→ **Collected data**:
━━━━━━━━
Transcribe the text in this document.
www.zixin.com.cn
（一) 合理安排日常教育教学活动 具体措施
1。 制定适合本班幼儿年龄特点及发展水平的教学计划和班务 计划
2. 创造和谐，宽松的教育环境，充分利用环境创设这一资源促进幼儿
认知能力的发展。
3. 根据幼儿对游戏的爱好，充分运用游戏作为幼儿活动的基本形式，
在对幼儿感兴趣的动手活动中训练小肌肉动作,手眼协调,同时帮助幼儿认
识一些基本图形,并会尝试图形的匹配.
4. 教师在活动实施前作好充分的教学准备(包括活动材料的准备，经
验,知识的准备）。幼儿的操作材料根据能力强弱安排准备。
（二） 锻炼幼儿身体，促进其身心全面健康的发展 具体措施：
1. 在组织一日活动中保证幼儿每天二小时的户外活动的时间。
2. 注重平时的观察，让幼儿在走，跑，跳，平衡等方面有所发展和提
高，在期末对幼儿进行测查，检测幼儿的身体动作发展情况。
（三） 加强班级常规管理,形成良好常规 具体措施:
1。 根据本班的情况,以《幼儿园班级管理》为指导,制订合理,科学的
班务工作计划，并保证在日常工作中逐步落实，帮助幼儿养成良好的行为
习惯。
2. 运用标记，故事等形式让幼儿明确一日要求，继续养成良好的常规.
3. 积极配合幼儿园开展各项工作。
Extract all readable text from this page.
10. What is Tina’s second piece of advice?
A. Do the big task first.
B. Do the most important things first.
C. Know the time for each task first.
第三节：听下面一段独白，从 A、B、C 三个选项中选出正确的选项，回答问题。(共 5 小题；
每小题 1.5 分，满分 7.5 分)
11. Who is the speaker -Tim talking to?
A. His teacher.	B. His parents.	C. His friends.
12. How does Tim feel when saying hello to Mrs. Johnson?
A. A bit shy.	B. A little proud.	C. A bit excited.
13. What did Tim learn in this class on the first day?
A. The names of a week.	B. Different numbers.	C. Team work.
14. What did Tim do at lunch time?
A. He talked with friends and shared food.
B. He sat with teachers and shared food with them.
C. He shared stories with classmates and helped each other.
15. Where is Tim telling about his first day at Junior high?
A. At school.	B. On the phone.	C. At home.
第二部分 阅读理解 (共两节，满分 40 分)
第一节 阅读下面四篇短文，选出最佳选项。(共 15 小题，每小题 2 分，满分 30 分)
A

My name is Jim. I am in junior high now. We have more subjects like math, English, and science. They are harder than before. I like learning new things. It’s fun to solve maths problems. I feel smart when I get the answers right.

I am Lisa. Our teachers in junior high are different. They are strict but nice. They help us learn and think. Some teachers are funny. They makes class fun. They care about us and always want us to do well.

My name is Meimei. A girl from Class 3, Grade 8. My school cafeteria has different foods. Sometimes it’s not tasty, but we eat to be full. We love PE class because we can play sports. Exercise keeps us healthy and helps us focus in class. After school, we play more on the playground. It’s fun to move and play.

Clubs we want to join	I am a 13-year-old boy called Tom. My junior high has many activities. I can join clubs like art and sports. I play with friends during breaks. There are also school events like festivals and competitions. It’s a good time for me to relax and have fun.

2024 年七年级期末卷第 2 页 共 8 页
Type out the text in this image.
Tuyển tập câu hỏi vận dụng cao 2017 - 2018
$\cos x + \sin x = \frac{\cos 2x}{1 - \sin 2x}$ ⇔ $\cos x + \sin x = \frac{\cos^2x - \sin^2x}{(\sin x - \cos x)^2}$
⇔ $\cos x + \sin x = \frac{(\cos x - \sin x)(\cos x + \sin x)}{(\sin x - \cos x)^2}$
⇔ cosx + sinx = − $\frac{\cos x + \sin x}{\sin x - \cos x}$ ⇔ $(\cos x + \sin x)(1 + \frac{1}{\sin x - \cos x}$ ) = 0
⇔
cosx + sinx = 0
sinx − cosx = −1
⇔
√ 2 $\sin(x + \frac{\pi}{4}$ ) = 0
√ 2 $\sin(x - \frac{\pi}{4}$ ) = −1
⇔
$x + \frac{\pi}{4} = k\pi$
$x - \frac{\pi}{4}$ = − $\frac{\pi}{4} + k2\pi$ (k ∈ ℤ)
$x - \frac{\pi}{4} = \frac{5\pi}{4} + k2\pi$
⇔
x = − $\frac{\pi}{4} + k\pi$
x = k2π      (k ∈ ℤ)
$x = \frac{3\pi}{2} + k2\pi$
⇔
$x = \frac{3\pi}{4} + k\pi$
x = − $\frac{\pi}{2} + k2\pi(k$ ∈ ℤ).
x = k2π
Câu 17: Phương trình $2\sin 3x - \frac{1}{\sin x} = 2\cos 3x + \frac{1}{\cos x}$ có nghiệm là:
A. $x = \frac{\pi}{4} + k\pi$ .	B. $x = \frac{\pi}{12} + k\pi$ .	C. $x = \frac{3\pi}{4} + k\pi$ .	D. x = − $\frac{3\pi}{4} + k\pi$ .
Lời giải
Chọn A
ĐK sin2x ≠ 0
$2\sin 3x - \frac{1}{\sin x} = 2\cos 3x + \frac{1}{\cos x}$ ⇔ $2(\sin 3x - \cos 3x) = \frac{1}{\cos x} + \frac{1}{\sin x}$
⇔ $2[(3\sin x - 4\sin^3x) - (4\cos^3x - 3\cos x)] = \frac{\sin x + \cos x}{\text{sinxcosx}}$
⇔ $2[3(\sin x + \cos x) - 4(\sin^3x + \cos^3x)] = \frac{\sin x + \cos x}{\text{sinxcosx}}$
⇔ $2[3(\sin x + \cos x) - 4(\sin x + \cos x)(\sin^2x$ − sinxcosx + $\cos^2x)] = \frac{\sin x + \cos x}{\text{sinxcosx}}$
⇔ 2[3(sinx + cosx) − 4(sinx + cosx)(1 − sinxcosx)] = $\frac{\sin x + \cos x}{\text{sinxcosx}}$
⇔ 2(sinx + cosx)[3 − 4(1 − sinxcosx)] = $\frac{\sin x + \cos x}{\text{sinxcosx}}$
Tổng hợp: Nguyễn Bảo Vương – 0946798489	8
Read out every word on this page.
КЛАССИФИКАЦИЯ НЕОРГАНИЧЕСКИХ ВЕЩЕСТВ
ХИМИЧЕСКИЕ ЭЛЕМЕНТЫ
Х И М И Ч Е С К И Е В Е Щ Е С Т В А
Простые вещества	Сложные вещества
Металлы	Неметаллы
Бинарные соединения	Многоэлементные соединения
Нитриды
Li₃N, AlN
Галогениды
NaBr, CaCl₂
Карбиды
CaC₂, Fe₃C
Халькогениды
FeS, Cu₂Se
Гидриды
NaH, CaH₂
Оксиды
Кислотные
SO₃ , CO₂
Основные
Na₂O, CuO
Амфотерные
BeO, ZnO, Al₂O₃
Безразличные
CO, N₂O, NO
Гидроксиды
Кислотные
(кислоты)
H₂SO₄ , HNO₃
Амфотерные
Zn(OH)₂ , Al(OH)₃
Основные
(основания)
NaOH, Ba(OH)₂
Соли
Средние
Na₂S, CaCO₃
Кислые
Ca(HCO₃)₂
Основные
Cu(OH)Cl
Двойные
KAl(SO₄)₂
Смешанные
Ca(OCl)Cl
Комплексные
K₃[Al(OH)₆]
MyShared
━━━━━━━━
→ **TO BE DONE**: Repeat the material above in full, quoting it exactly.

→ **TASK RESULT**:
Transcribe the text in this document.
www.zixin.com.cn
（一) 合理安排日常教育教学活动 具体措施
1。 制定适合本班幼儿年龄特点及发展水平的教学计划和班务 计划
2. 创造和谐，宽松的教育环境，充分利用环境创设这一资源促进幼儿
认知能力的发展。
3. 根据幼儿对游戏的爱好，充分运用游戏作为幼儿活动的基本形式，
在对幼儿感兴趣的动手活动中训练小肌肉动作,手眼协调,同时帮助幼儿认
识一些基本图形,并会尝试图形的匹配.
4. 教师在活动实施前作好充分的教学准备(包括活动材料的准备，经
验,知识的准备）。幼儿的操作材料根据能力强弱安排准备。
（二） 锻炼幼儿身体，促进其身心全面健康的发展 具体措施：
1. 在组织一日活动中保证幼儿每天二小时的户外活动的时间。
2. 注重平时的观察，让幼儿在走，跑，跳，平衡等方面有所发展和提
高，在期末对幼儿进行测查，检测幼儿的身体动作发展情况。
（三） 加强班级常规管理,形成良好常规 具体措施:
1。 根据本班的情况,以《幼儿园班级管理》为指导,制订合理,科学的
班务工作计划，并保证在日常工作中逐步落实，帮助幼儿养成良好的行为
习惯。
2. 运用标记，故事等形式让幼儿明确一日要求，继续养成良好的常规.
3. 积极配合幼儿园开展各项工作。
Extract all readable text from this page.
10. What is Tina’s second piece of advice?
A. Do the big task first.
B. Do the most important things first.
C. Know the time for each task first.
第三节：听下面一段独白，从 A、B、C 三个选项中选出正确的选项，回答问题。(共 5 小题；
每小题 1.5 分，满分 7.5 分)
11. Who is the speaker -Tim talking to?
A. His teacher.	B. His parents.	C. His friends.
12. How does Tim feel when saying hello to Mrs. Johnson?
A. A bit shy.	B. A little proud.	C. A bit excited.
13. What did Tim learn in this class on the first day?
A. The names of a week.	B. Different numbers.	C. Team work.
14. What did Tim do at lunch time?
A. He talked with friends and shared food.
B. He sat with teachers and shared food with them.
C. He shared stories with classmates and helped each other.
15. Where is Tim telling about his first day at Junior high?
A. At school.	B. On the phone.	C. At home.
第二部分 阅读理解 (共两节，满分 40 分)
第一节 阅读下面四篇短文，选出最佳选项。(共 15 小题，每小题 2 分，满分 30 分)
A

My name is Jim. I am in junior high now. We have more subjects like math, English, and science. They are harder than before. I like learning new things. It’s fun to solve maths problems. I feel smart when I get the answers right.

I am Lisa. Our teachers in junior high are different. They are strict but nice. They help us learn and think. Some teachers are funny. They makes class fun. They care about us and always want us to do well.

My name is Meimei. A girl from Class 3, Grade 8. My school cafeteria has different foods. Sometimes it’s not tasty, but we eat to be full. We love PE class because we can play sports. Exercise keeps us healthy and helps us focus in class. After school, we play more on the playground. It’s fun to move and play.

Clubs we want to join	I am a 13-year-old boy called Tom. My junior high has many activities. I can join clubs like art and sports. I play with friends during breaks. There are also school events like festivals and competitions. It’s a good time for me to relax and have fun.

2024 年七年级期末卷第 2 页 共 8 页
Type out the text in this image.
Tuyển tập câu hỏi vận dụng cao 2017 - 2018
$\cos x + \sin x = \frac{\cos 2x}{1 - \sin 2x}$ ⇔ $\cos x + \sin x = \frac{\cos^2x - \sin^2x}{(\sin x - \cos x)^2}$
⇔ $\cos x + \sin x = \frac{(\cos x - \sin x)(\cos x + \sin x)}{(\sin x - \cos x)^2}$
⇔ cosx + sinx = − $\frac{\cos x + \sin x}{\sin x - \cos x}$ ⇔ $(\cos x + \sin x)(1 + \frac{1}{\sin x - \cos x}$ ) = 0
⇔
cosx + sinx = 0
sinx − cosx = −1
⇔
√ 2 $\sin(x + \frac{\pi}{4}$ ) = 0
√ 2 $\sin(x - \frac{\pi}{4}$ ) = −1
⇔
$x + \frac{\pi}{4} = k\pi$
$x - \frac{\pi}{4}$ = − $\frac{\pi}{4} + k2\pi$ (k ∈ ℤ)
$x - \frac{\pi}{4} = \frac{5\pi}{4} + k2\pi$
⇔
x = − $\frac{\pi}{4} + k\pi$
x = k2π      (k ∈ ℤ)
$x = \frac{3\pi}{2} + k2\pi$
⇔
$x = \frac{3\pi}{4} + k\pi$
x = − $\frac{\pi}{2} + k2\pi(k$ ∈ ℤ).
x = k2π
Câu 17: Phương trình $2\sin 3x - \frac{1}{\sin x} = 2\cos 3x + \frac{1}{\cos x}$ có nghiệm là:
A. $x = \frac{\pi}{4} + k\pi$ .	B. $x = \frac{\pi}{12} + k\pi$ .	C. $x = \frac{3\pi}{4} + k\pi$ .	D. x = − $\frac{3\pi}{4} + k\pi$ .
Lời giải
Chọn A
ĐK sin2x ≠ 0
$2\sin 3x - \frac{1}{\sin x} = 2\cos 3x + \frac{1}{\cos x}$ ⇔ $2(\sin 3x - \cos 3x) = \frac{1}{\cos x} + \frac{1}{\sin x}$
⇔ $2[(3\sin x - 4\sin^3x) - (4\cos^3x - 3\cos x)] = \frac{\sin x + \cos x}{\text{sinxcosx}}$
⇔ $2[3(\sin x + \cos x) - 4(\sin^3x + \cos^3x)] = \frac{\sin x + \cos x}{\text{sinxcosx}}$
⇔ $2[3(\sin x + \cos x) - 4(\sin x + \cos x)(\sin^2x$ − sinxcosx + $\cos^2x)] = \frac{\sin x + \cos x}{\text{sinxcosx}}$
⇔ 2[3(sinx + cosx) − 4(sinx + cosx)(1 − sinxcosx)] = $\frac{\sin x + \cos x}{\text{sinxcosx}}$
⇔ 2(sinx + cosx)[3 − 4(1 − sinxcosx)] = $\frac{\sin x + \cos x}{\text{sinxcosx}}$
Tổng hợp: Nguyễn Bảo Vương – 0946798489	8
Read out every word on this page.
КЛАССИФИКАЦИЯ НЕОРГАНИЧЕСКИХ ВЕЩЕСТВ
ХИМИЧЕСКИЕ ЭЛЕМЕНТЫ
Х И М И Ч Е С К И Е В Е Щ Е С Т В А
Простые вещества	Сложные вещества
Металлы	Неметаллы
Бинарные соединения	Многоэлементные соединения
Нитриды
Li₃N, AlN
Галогениды
NaBr, CaCl₂
Карбиды
CaC₂, Fe₃C
Халькогениды
FeS, Cu₂Se
Гидриды
NaH, CaH₂
Оксиды
Кислотные
SO₃ , CO₂
Основные
Na₂O, CuO
Амфотерные
BeO, ZnO, Al₂O₃
Безразличные
CO, N₂O, NO
Гидроксиды
Кислотные
(кислоты)
H₂SO₄ , HNO₃
Амфотерные
Zn(OH)₂ , Al(OH)₃
Основные
(основания)
NaOH, Ba(OH)₂
Соли
Средние
Na₂S, CaCO₃
Кислые
Ca(HCO₃)₂
Основные
Cu(OH)Cl
Двойные
KAl(SO₄)₂
Смешанные
Ca(OCl)Cl
Комплексные
K₃[Al(OH)₆]
MyShared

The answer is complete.